• PROBLEM DESCRIPTION: Report how many lines include the word "this", and nothing besides that number.

• DATASET EXCERPTS:
================

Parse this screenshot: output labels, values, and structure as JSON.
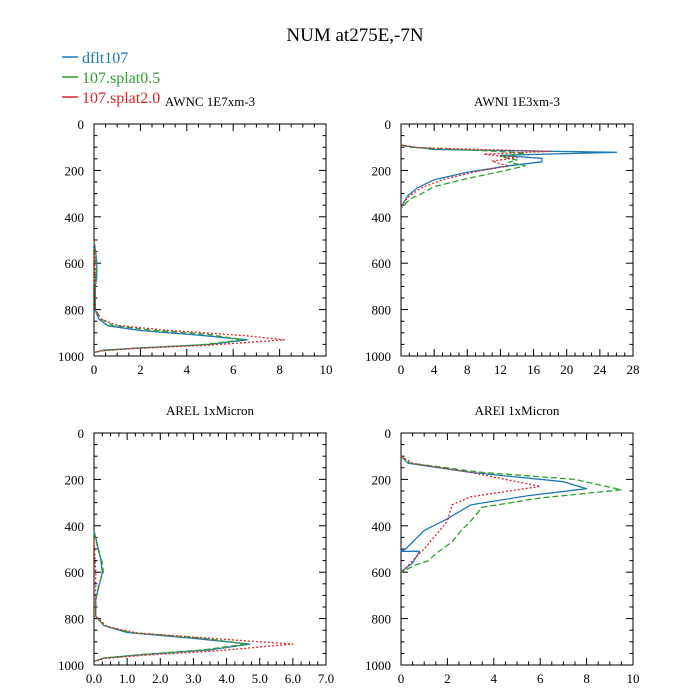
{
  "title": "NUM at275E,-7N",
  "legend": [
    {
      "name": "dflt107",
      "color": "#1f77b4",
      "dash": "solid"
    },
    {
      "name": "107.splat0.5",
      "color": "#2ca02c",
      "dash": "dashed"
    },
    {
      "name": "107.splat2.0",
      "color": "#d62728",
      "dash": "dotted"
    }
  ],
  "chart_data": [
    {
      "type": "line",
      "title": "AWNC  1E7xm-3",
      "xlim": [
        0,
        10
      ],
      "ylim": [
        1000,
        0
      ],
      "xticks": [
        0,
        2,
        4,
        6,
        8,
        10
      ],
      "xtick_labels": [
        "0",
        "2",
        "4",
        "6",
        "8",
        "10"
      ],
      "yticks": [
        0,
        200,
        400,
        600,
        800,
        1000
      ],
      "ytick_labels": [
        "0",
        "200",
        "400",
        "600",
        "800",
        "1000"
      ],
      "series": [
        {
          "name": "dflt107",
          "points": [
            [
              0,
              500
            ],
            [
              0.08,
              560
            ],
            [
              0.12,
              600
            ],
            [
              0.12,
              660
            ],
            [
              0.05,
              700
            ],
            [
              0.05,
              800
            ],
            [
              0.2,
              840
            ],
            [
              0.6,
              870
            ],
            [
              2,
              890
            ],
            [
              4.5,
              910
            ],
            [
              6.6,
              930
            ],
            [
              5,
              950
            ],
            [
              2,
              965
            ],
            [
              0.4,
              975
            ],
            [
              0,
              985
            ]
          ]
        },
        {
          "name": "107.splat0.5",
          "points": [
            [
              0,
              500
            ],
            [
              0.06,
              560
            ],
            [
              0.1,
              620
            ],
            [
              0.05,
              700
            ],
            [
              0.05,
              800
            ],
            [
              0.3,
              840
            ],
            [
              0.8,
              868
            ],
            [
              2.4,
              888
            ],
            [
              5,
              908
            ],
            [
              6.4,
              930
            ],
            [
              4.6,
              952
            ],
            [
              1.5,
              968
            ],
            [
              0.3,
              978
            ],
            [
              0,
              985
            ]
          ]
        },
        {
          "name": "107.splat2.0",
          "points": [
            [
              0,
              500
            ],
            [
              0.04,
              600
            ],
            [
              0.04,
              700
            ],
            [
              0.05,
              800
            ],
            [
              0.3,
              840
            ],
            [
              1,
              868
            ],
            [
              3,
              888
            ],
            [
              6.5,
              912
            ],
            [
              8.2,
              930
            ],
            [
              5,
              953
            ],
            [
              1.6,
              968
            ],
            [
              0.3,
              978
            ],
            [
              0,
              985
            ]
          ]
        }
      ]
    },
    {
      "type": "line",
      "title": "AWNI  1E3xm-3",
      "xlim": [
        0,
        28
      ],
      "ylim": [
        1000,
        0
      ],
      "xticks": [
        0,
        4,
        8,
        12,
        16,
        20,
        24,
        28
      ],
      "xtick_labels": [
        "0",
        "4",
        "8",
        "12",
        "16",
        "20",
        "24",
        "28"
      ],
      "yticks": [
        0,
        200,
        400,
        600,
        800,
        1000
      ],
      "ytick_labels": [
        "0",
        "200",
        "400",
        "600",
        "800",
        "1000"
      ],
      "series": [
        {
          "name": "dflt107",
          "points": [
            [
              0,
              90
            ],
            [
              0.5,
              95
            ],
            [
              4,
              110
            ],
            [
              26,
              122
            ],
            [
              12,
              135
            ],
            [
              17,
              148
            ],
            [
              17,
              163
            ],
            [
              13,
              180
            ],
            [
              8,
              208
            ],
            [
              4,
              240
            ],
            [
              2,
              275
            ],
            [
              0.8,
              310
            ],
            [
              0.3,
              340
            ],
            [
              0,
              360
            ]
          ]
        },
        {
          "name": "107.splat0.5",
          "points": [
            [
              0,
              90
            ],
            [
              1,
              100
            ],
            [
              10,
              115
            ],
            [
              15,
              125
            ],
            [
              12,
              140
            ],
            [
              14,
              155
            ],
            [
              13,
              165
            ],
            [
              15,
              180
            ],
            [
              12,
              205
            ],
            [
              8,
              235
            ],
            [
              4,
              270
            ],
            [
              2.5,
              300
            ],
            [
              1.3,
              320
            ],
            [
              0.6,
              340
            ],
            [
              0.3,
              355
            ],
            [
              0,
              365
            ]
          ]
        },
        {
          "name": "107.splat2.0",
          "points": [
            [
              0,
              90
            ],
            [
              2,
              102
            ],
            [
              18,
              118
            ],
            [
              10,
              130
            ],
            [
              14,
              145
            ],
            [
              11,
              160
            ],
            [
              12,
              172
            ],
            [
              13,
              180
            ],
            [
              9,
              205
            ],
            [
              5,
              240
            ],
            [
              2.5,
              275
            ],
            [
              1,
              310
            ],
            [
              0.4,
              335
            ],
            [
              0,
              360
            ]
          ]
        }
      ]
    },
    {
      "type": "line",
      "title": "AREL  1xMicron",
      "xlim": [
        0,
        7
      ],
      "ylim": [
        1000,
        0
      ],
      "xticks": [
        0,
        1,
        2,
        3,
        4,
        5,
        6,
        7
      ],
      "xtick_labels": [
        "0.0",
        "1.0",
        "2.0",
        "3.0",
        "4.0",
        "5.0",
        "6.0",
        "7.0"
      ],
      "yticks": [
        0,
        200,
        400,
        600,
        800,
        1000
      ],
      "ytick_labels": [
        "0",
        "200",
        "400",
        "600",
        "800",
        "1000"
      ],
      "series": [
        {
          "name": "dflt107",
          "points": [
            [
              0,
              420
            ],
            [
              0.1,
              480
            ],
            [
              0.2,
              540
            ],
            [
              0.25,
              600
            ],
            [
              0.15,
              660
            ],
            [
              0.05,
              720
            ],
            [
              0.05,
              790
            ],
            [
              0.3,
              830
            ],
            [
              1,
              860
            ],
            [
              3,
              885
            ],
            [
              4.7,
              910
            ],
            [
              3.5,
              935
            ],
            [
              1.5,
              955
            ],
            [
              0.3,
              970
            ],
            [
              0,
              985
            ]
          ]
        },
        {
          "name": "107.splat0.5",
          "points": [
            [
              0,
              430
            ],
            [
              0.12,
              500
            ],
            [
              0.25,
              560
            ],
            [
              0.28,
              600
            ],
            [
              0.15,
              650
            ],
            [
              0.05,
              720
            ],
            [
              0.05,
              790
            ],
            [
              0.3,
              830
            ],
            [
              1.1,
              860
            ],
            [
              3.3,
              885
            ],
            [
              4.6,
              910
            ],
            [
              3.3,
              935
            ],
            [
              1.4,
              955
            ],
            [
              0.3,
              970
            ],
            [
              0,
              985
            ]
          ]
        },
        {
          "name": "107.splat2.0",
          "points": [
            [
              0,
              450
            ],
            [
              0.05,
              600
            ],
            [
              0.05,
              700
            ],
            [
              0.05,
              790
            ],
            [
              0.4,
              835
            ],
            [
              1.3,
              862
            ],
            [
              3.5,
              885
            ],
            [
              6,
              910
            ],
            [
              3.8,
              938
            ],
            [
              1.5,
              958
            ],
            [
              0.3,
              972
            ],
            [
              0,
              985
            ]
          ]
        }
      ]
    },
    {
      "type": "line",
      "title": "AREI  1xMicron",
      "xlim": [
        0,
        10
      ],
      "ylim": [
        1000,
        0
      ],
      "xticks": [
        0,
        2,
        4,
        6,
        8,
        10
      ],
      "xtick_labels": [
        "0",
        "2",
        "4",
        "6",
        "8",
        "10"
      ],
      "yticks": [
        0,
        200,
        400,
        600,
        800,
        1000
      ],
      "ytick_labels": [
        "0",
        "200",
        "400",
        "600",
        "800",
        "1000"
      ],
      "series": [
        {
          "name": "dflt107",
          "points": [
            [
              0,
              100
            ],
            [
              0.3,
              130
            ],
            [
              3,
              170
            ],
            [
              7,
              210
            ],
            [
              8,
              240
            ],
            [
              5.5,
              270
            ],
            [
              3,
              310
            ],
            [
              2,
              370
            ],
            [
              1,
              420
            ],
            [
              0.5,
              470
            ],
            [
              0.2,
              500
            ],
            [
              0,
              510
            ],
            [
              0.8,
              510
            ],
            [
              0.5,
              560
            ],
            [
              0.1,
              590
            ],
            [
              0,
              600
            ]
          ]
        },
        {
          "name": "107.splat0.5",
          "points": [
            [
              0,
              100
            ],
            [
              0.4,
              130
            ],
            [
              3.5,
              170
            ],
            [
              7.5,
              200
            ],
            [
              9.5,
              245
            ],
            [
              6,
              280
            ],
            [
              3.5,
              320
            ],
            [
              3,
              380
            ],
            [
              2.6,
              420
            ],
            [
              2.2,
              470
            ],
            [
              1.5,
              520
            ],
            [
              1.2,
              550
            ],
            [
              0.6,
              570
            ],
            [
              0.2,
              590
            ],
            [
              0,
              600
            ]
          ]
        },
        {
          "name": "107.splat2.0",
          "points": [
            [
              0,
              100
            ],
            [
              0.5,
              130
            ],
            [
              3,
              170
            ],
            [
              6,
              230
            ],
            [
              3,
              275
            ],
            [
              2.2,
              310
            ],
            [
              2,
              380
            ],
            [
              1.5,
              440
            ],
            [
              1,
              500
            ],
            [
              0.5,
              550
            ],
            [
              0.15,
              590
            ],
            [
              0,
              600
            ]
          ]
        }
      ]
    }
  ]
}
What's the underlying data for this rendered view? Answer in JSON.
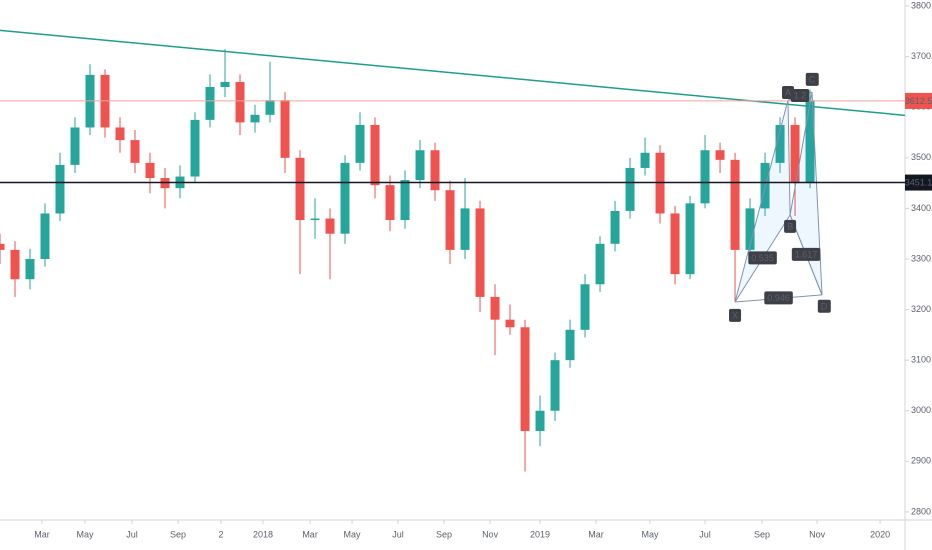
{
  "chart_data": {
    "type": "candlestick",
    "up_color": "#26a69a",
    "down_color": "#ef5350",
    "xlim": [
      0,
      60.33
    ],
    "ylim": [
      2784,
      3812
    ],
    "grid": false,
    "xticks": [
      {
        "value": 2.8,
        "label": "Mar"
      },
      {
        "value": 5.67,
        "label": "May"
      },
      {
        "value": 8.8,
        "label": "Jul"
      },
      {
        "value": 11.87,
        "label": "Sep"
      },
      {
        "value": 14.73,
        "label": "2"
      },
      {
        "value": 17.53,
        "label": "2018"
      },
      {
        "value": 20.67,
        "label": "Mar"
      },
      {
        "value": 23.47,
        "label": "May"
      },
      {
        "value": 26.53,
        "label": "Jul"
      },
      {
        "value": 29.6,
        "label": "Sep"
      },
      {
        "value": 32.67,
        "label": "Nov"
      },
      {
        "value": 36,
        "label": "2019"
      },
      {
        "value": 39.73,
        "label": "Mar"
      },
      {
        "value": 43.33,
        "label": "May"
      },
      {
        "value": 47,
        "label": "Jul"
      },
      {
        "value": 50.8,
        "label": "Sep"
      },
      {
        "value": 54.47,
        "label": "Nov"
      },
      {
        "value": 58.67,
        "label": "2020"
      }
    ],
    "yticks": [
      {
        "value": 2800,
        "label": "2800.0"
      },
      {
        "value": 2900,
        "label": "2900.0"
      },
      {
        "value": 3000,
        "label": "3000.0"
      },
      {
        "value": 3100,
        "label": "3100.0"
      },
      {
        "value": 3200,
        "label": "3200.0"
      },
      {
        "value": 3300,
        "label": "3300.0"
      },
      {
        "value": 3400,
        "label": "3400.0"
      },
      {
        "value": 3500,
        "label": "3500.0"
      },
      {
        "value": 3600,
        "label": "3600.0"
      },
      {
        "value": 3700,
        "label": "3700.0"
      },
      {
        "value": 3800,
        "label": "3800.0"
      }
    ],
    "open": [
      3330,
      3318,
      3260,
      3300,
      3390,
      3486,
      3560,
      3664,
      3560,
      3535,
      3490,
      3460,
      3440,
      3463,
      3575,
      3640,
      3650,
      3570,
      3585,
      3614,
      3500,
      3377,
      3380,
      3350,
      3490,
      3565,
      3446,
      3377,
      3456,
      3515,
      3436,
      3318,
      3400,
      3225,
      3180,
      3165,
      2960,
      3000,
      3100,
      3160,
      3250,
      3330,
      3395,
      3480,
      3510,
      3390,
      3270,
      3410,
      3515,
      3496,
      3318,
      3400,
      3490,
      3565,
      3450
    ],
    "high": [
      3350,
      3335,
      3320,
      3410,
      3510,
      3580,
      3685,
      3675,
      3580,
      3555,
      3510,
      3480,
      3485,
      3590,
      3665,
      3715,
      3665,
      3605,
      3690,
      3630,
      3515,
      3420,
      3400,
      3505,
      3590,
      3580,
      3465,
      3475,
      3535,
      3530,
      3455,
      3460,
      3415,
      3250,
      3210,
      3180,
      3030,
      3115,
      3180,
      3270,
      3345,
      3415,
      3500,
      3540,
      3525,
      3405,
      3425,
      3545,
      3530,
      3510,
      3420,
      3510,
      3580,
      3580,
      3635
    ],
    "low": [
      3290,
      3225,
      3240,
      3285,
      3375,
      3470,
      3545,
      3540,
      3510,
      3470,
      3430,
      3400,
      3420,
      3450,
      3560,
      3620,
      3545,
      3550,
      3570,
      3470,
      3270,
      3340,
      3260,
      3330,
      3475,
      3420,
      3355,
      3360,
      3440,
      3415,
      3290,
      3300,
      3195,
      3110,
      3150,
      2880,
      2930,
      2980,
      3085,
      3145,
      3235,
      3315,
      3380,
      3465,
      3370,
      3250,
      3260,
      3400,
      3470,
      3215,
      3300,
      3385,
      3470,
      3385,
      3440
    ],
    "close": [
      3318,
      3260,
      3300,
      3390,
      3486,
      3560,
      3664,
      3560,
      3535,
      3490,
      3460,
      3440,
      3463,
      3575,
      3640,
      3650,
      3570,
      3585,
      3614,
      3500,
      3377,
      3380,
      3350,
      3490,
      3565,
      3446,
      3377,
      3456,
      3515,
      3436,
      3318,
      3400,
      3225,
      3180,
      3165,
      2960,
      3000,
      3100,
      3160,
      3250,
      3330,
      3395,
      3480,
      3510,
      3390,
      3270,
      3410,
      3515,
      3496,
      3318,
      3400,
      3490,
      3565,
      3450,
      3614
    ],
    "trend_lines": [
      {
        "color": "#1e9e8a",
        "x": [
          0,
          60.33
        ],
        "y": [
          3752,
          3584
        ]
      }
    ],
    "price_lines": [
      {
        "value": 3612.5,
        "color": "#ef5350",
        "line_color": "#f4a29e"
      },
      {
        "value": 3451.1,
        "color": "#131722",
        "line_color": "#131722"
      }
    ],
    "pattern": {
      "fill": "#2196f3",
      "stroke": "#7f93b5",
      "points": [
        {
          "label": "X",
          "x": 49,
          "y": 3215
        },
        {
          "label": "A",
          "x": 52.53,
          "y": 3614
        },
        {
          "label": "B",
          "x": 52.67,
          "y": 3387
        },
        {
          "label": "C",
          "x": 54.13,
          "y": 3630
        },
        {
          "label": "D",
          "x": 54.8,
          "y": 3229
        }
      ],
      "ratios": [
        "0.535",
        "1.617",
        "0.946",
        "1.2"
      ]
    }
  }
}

================

• CORRECT OUTPUT: 2